[Extracted data entries]
◇ ◇ ◇ ◇

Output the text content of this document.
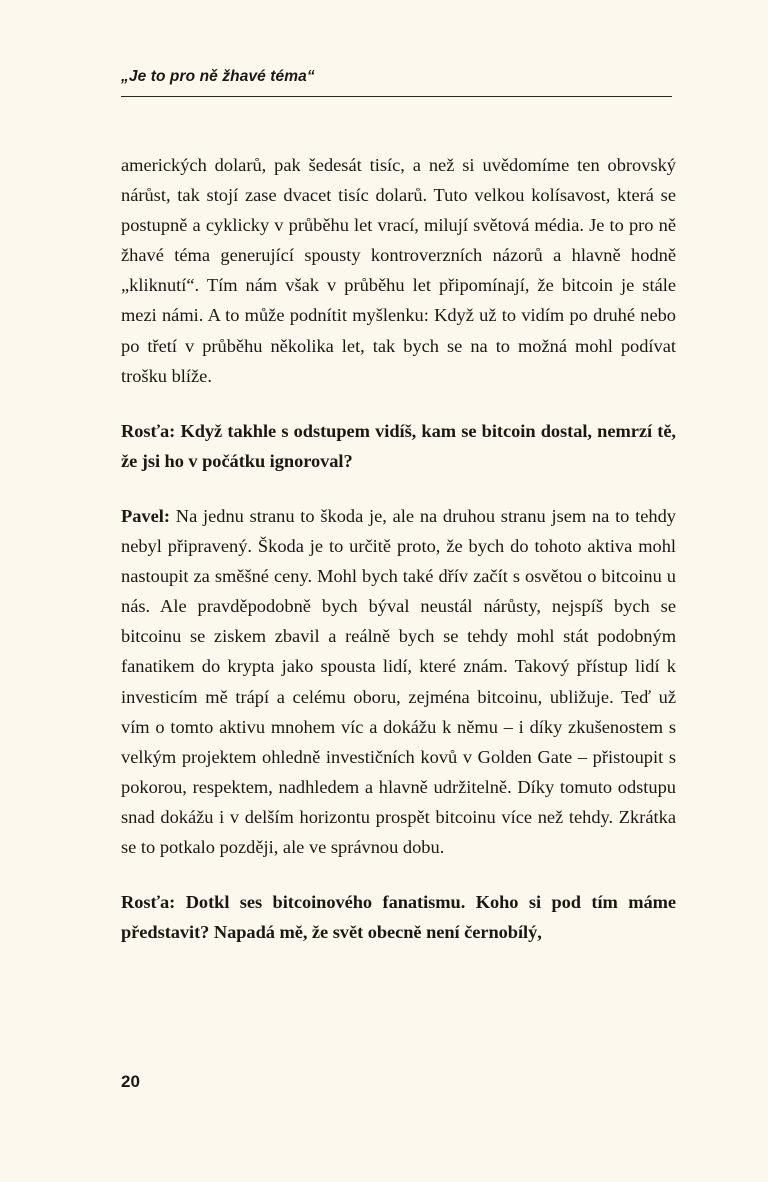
„Je to pro ně žhavé téma“

amerických dolarů, pak šedesát tisíc, a než si uvědomíme ten obrovský nárůst, tak stojí zase dvacet tisíc dolarů. Tuto velkou kolísavost, která se postupně a cyklicky v průběhu let vrací, milují světová média. Je to pro ně žhavé téma generující spousty kontroverzních názorů a hlavně hodně „kliknutí“. Tím nám však v průběhu let připomínají, že bitcoin je stále mezi námi. A to může podnítit myšlenku: Když už to vidím po druhé nebo po třetí v průběhu několika let, tak bych se na to možná mohl podívat trošku blíže.

Rosťa: Když takhle s odstupem vidíš, kam se bitcoin dostal, nemrzí tě, že jsi ho v počátku ignoroval?

Pavel: Na jednu stranu to škoda je, ale na druhou stranu jsem na to tehdy nebyl připravený. Škoda je to určitě proto, že bych do tohoto aktiva mohl nastoupit za směšné ceny. Mohl bych také dřív začít s osvětou o bitcoinu u nás. Ale pravděpodobně bych býval neustál nárůsty, nejspíš bych se bitcoinu se ziskem zbavil a reálně bych se tehdy mohl stát podobným fanatikem do krypta jako spousta lidí, které znám. Takový přístup lidí k investicím mě trápí a celému oboru, zejména bitcoinu, ubližuje. Teď už vím o tomto aktivu mnohem víc a dokážu k němu – i díky zkušenostem s velkým projektem ohledně investičních kovů v Golden Gate – přistoupit s pokorou, respektem, nadhledem a hlavně udržitelně. Díky tomuto odstupu snad dokážu i v delším horizontu prospět bitcoinu více než tehdy. Zkrátka se to potkalo později, ale ve správnou dobu.

Rosťa: Dotkl ses bitcoinového fanatismu. Koho si pod tím máme představit? Napadá mě, že svět obecně není černobílý,

20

◇ ◇ ◇ ◇

- [What you are asked to do]
In the records above, find each line holding "Rosťa" and copy it.

- [Task result]
Rosťa: Když takhle s odstupem vidíš, kam se bitcoin dostal, nemrzí tě, že jsi ho v počátku ignoroval?
Rosťa: Dotkl ses bitcoinového fanatismu. Koho si pod tím máme představit? Napadá mě, že svět obecně není černobílý,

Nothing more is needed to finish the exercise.